◆ Request a:
Extract the complete text on the AaltoNLP system for MultiCoNER, reproducing it word for word.

◆ Excerpted passage:
——

This repository presents solution of AaltoNLP (Aapo Pietiläinen & Shaoxiong Ji) for SemEval 2022 Task 11: MultiCoNER. The task is about complex Named Entity Recognition in multilingual context.
The system is built on top of the baseline provided by the organizers https://github.com/amzn/multiconer-baseline.
This repository contains implementations for the two systems we present in our system description paper https://aclanthology.org/2022.semeval-1.202/.
Our system proposes to ensemble strategies using multilingual transformer models:
- Naive ensemble
- End-to-end ensemble
$ pip install -r requirements.txt
$ python train_model.py --train data/EN-English/en_train.conll --dev data/EN-English/en_dev.conll --out_dir --model_name koala/xlm-large-en --gpus 1 --epochs 3 --encoder_model koala/xlm-roberta-large-en --batch_size 32 --lr 0.0001
$ python evaluate.py --test data/EN-English/en_dev.conll --out_dir results --gpus 1 --encoder_model koala/xlm-roberta-large-en --model INSERT_MODEL_HERE
$ python predict_tags.py --test data/EN-English/en_dev.conll --out_dir predictions --encoder_model koala/xlm-roberta-large-en --model INSERT_MODEL_HERE
When you have trained sufficient amount models, add them into the list in predict_ensemble_sm.py and run the file with test file arguments.
Run the steps similarly but use ensemble model files
$ python train_ensemble.py ...
$ python evaluate_ensemble.py ...
$ python predict_ensemble_e2e.py ...

——

◆ Excerpted records:

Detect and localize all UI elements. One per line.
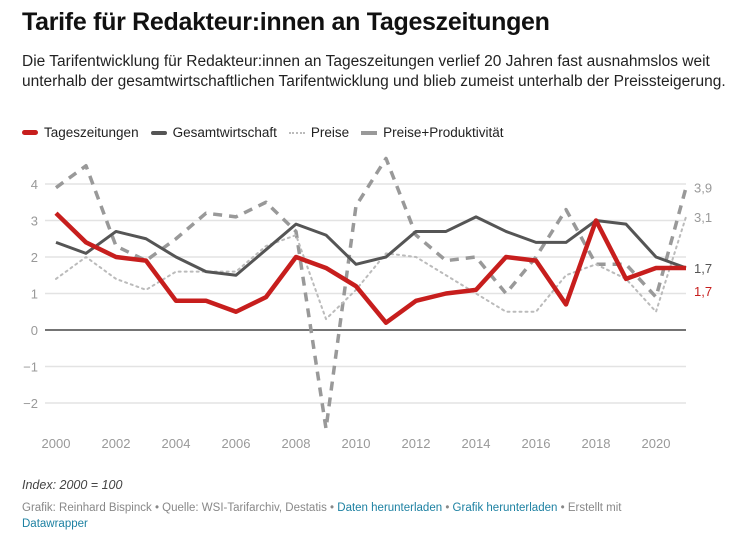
series-line-preise-produktivit-t (54, 156, 688, 431)
end-label: 3,1 (694, 210, 712, 225)
separator: • (442, 502, 453, 514)
chart-description: Die Tarifentwicklung für Redakteur:innen… (22, 53, 726, 90)
series-line-tageszeitungen (54, 211, 686, 325)
legend-swatch-solid-gray-icon (150, 130, 167, 135)
x-tick-label: 2008 (282, 436, 311, 451)
series-line-preise (55, 215, 687, 321)
legend-item-tageszeitungen: Tageszeitungen (22, 125, 139, 140)
created-with: Erstellt mit (567, 502, 622, 514)
x-tick-label: 2004 (162, 436, 191, 451)
separator: • (151, 502, 163, 514)
end-label: 3,9 (694, 181, 712, 196)
y-axis-ticks: 4 3 2 1 0 −1 −2 (23, 177, 38, 411)
separator: • (557, 502, 568, 514)
x-axis-ticks: 2000 2002 2004 2006 2008 2010 2012 2014 2016 2018… (42, 436, 671, 451)
x-tick-label: 2010 (342, 436, 371, 451)
legend-label: Gesamtwirtschaft (172, 125, 277, 140)
x-tick-label: 2014 (462, 436, 491, 451)
y-tick-label: 2 (31, 250, 38, 265)
legend-swatch-solid-red-icon (22, 130, 38, 135)
footer: Grafik: Reinhard Bispinck • Quelle: WSI-… (22, 500, 722, 532)
x-tick-label: 2012 (402, 436, 431, 451)
end-labels: 3,9 3,1 1,7 1,7 (694, 181, 712, 299)
credit: Grafik: Reinhard Bispinck (22, 502, 152, 514)
x-tick-label: 2006 (222, 436, 251, 451)
y-tick-label: 3 (31, 214, 38, 229)
legend-label: Tageszeitungen (44, 125, 139, 140)
legend-item-gesamtwirtschaft: Gesamtwirtschaft (150, 125, 277, 140)
y-tick-label: 4 (31, 177, 38, 192)
datawrapper-link[interactable]: Datawrapper (22, 518, 88, 530)
download-data-link[interactable]: Daten herunterladen (337, 502, 443, 514)
gridlines (45, 183, 686, 404)
end-label: 1,7 (694, 284, 712, 299)
y-tick-label: −1 (23, 360, 38, 375)
chart-notes: Index: 2000 = 100 (22, 478, 123, 492)
download-graphic-link[interactable]: Grafik herunterladen (452, 502, 558, 514)
legend-swatch-dotted-icon (288, 131, 305, 134)
x-tick-label: 2016 (522, 436, 551, 451)
end-label: 1,7 (694, 261, 712, 276)
y-tick-label: 0 (31, 323, 38, 338)
legend-label: Preise+Produktivität (383, 125, 504, 140)
x-tick-label: 2018 (582, 436, 611, 451)
x-tick-label: 2002 (102, 436, 131, 451)
y-tick-label: −2 (23, 396, 38, 411)
legend-label: Preise (310, 125, 350, 140)
separator: • (326, 502, 338, 514)
chart-title: Tarife für Redakteur:innen an Tageszeitu… (22, 8, 550, 36)
legend-swatch-dashed-icon (361, 130, 378, 135)
x-tick-label: 2020 (642, 436, 671, 451)
x-tick-label: 2000 (42, 436, 71, 451)
legend-item-preise: Preise (288, 125, 350, 140)
series-lines (54, 156, 688, 431)
series-line-gesamtwirtschaft (55, 215, 687, 277)
legend: Tageszeitungen Gesamtwirtschaft Preise P… (22, 125, 504, 140)
legend-item-preise-produktivitaet: Preise+Produktivität (361, 125, 504, 140)
y-tick-label: 1 (31, 287, 38, 302)
source: Quelle: WSI-Tarifarchiv, Destatis (162, 502, 327, 514)
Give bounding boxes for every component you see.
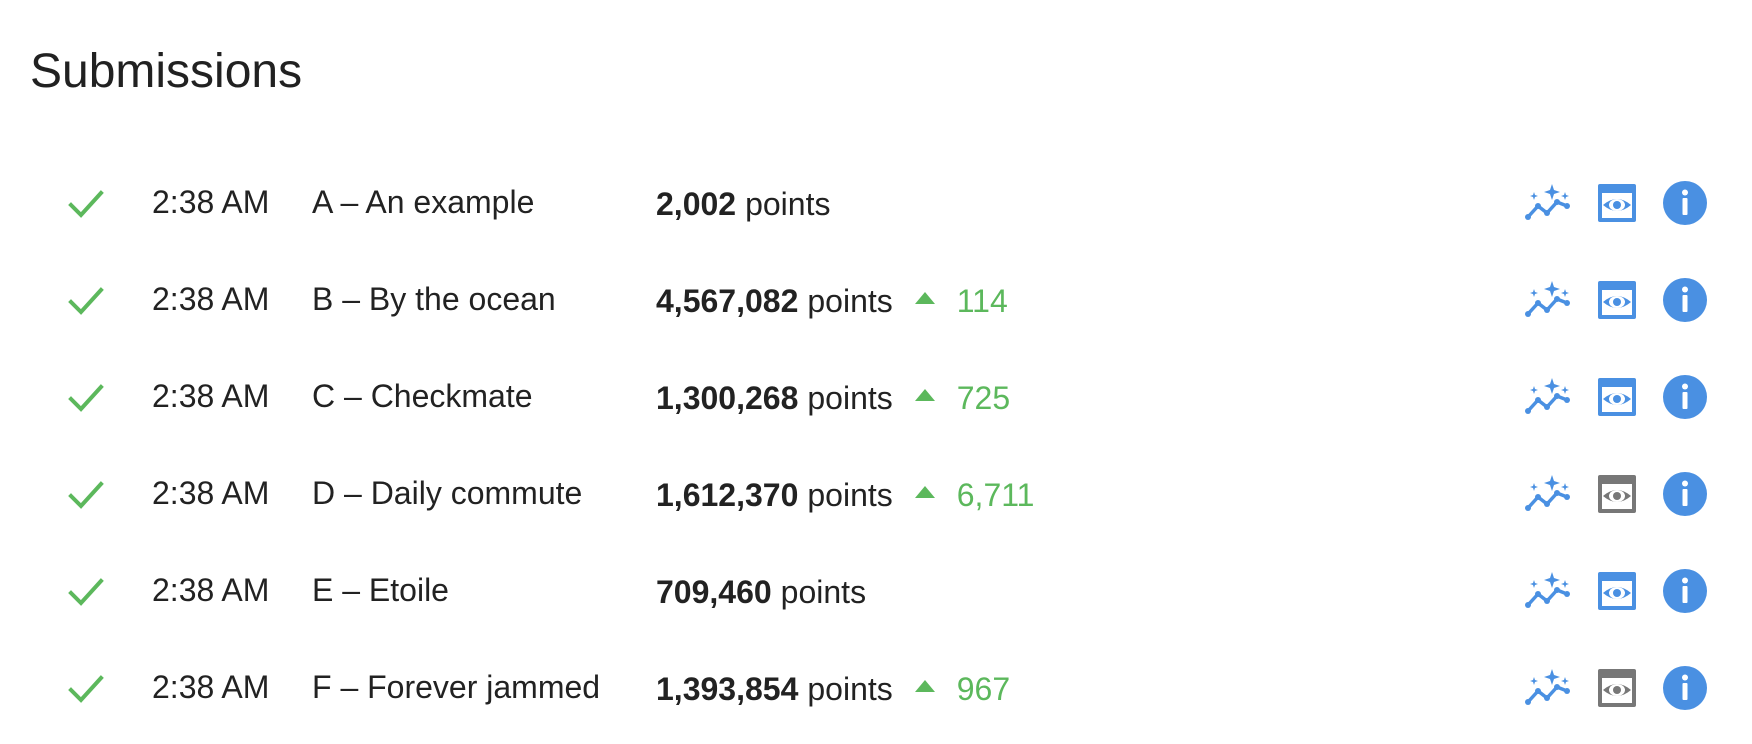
points-label: points bbox=[780, 574, 867, 610]
points-value: 709,460 bbox=[656, 574, 772, 610]
view-button[interactable] bbox=[1592, 663, 1642, 713]
trend-button[interactable] bbox=[1524, 275, 1574, 325]
up-arrow-icon bbox=[914, 292, 935, 304]
sparkle-trend-icon bbox=[1525, 669, 1570, 705]
trend-button[interactable] bbox=[1524, 566, 1574, 616]
trend-button[interactable] bbox=[1524, 178, 1574, 228]
up-arrow-icon bbox=[914, 486, 935, 498]
submission-row: 2:38 AM B – By the ocean 4,567,082 point… bbox=[0, 253, 1752, 350]
points-label: points bbox=[807, 283, 893, 319]
submission-points: 1,300,268 points 725 bbox=[656, 378, 1010, 418]
trend-button[interactable] bbox=[1524, 663, 1574, 713]
eye-icon bbox=[1598, 184, 1636, 222]
submission-time: 2:38 AM bbox=[152, 281, 270, 317]
info-icon bbox=[1663, 472, 1707, 516]
up-arrow-icon bbox=[914, 680, 935, 692]
info-button[interactable] bbox=[1660, 372, 1710, 422]
submission-time: 2:38 AM bbox=[152, 572, 270, 608]
trend-button[interactable] bbox=[1524, 469, 1574, 519]
points-value: 1,393,854 bbox=[656, 671, 799, 707]
view-button[interactable] bbox=[1592, 566, 1642, 616]
points-delta: 967 bbox=[914, 669, 1011, 709]
submission-row: 2:38 AM C – Checkmate 1,300,268 points 7… bbox=[0, 350, 1752, 447]
sparkle-trend-icon bbox=[1525, 281, 1570, 317]
view-button[interactable] bbox=[1592, 275, 1642, 325]
points-value: 4,567,082 bbox=[656, 283, 799, 319]
view-button[interactable] bbox=[1592, 372, 1642, 422]
points-label: points bbox=[807, 380, 893, 416]
submission-row: 2:38 AM A – An example 2,002 points bbox=[0, 156, 1752, 253]
submission-name: A – An example bbox=[312, 184, 535, 220]
eye-icon bbox=[1598, 281, 1636, 319]
info-button[interactable] bbox=[1660, 469, 1710, 519]
view-button[interactable] bbox=[1592, 469, 1642, 519]
submission-points: 1,393,854 points 967 bbox=[656, 669, 1010, 709]
sparkle-trend-icon bbox=[1525, 184, 1570, 220]
sparkle-trend-icon bbox=[1525, 378, 1570, 414]
submission-points: 2,002 points bbox=[656, 184, 830, 224]
delta-value: 114 bbox=[956, 283, 1008, 319]
info-icon bbox=[1663, 666, 1707, 710]
eye-icon bbox=[1598, 572, 1636, 610]
submission-points: 709,460 points bbox=[656, 572, 866, 612]
info-button[interactable] bbox=[1660, 566, 1710, 616]
delta-value: 6,711 bbox=[956, 477, 1035, 513]
points-label: points bbox=[807, 477, 893, 513]
delta-value: 967 bbox=[956, 671, 1011, 707]
submissions-list: 2:38 AM A – An example 2,002 points bbox=[0, 156, 1752, 738]
submission-time: 2:38 AM bbox=[152, 669, 270, 705]
points-delta: 725 bbox=[914, 378, 1011, 418]
submission-row: 2:38 AM F – Forever jammed 1,393,854 poi… bbox=[0, 641, 1752, 738]
page-title: Submissions bbox=[30, 45, 303, 98]
submission-time: 2:38 AM bbox=[152, 184, 270, 220]
submission-name: C – Checkmate bbox=[312, 378, 533, 414]
check-icon bbox=[66, 184, 106, 224]
check-icon bbox=[66, 669, 106, 709]
trend-button[interactable] bbox=[1524, 372, 1574, 422]
check-icon bbox=[66, 281, 106, 321]
submission-points: 1,612,370 points 6,711 bbox=[656, 475, 1034, 515]
check-icon bbox=[66, 572, 106, 612]
points-value: 2,002 bbox=[656, 186, 737, 222]
sparkle-trend-icon bbox=[1525, 572, 1570, 608]
submission-name: D – Daily commute bbox=[312, 475, 583, 511]
info-icon bbox=[1663, 569, 1707, 613]
submission-name: E – Etoile bbox=[312, 572, 449, 608]
points-value: 1,612,370 bbox=[656, 477, 799, 513]
info-icon bbox=[1663, 278, 1707, 322]
submission-points: 4,567,082 points 114 bbox=[656, 281, 1008, 321]
view-button[interactable] bbox=[1592, 178, 1642, 228]
eye-icon bbox=[1598, 475, 1636, 513]
check-icon bbox=[66, 475, 106, 515]
sparkle-trend-icon bbox=[1525, 475, 1570, 511]
points-delta: 114 bbox=[914, 281, 1008, 321]
points-value: 1,300,268 bbox=[656, 380, 799, 416]
submission-time: 2:38 AM bbox=[152, 378, 270, 414]
points-delta: 6,711 bbox=[914, 475, 1035, 515]
up-arrow-icon bbox=[914, 389, 935, 401]
submission-time: 2:38 AM bbox=[152, 475, 270, 511]
points-label: points bbox=[745, 186, 831, 222]
submission-name: B – By the ocean bbox=[312, 281, 556, 317]
submission-row: 2:38 AM E – Etoile 709,460 points bbox=[0, 544, 1752, 641]
info-icon bbox=[1663, 181, 1707, 225]
submission-name: F – Forever jammed bbox=[312, 669, 601, 705]
points-label: points bbox=[807, 671, 893, 707]
submission-row: 2:38 AM D – Daily commute 1,612,370 poin… bbox=[0, 447, 1752, 544]
eye-icon bbox=[1598, 378, 1636, 416]
delta-value: 725 bbox=[956, 380, 1011, 416]
info-button[interactable] bbox=[1660, 663, 1710, 713]
eye-icon bbox=[1598, 669, 1636, 707]
info-icon bbox=[1663, 375, 1707, 419]
info-button[interactable] bbox=[1660, 275, 1710, 325]
info-button[interactable] bbox=[1660, 178, 1710, 228]
check-icon bbox=[66, 378, 106, 418]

——

◆ Request b:
From the entries, copy the lines running from the line with "points-label: points bbox=[780, 574, 867, 610]" to the line with "points-label: points bbox=[807, 283, 893, 319]", both included, and copy nothing else.

◆ Full response a:
This repository presents solution of AaltoNLP (Aapo Pietiläinen & Shaoxiong Ji) for SemEval 2022 Task 11: MultiCoNER. The task is about complex Named Entity Recognition in multilingual context.
The system is built on top of the baseline provided by the organizers https://github.com/amzn/multiconer-baseline.
This repository contains implementations for the two systems we present in our system description paper https://aclanthology.org/2022.semeval-1.202/.
Our system proposes to ensemble strategies using multilingual transformer models:
- Naive ensemble
- End-to-end ensemble
$ pip install -r requirements.txt
$ python train_model.py --train data/EN-English/en_train.conll --dev data/EN-English/en_dev.conll --out_dir --model_name koala/xlm-large-en --gpus 1 --epochs 3 --encoder_model koala/xlm-roberta-large-en --batch_size 32 --lr 0.0001
$ python evaluate.py --test data/EN-English/en_dev.conll --out_dir results --gpus 1 --encoder_model koala/xlm-roberta-large-en --model INSERT_MODEL_HERE
$ python predict_tags.py --test data/EN-English/en_dev.conll --out_dir predictions --encoder_model koala/xlm-roberta-large-en --model INSERT_MODEL_HERE
When you have trained sufficient amount models, add them into the list in predict_ensemble_sm.py and run the file with test file arguments.
Run the steps similarly but use ensemble model files
$ python train_ensemble.py ...
$ python evaluate_ensemble.py ...
$ python predict_ensemble_e2e.py ...

◆ Full response b:
points-label: points bbox=[780, 574, 867, 610]
points-value: 709,460 bbox=[656, 574, 772, 610]
view-button[interactable] bbox=[1592, 663, 1642, 713]
trend-button[interactable] bbox=[1524, 275, 1574, 325]
up-arrow-icon bbox=[914, 292, 935, 304]
sparkle-trend-icon bbox=[1525, 669, 1570, 705]
trend-button[interactable] bbox=[1524, 566, 1574, 616]
trend-button[interactable] bbox=[1524, 178, 1574, 228]
up-arrow-icon bbox=[914, 486, 935, 498]
submission-row: 2:38 AM B – By the ocean 4,567,082 point… bbox=[0, 253, 1752, 350]
points-label: points bbox=[807, 283, 893, 319]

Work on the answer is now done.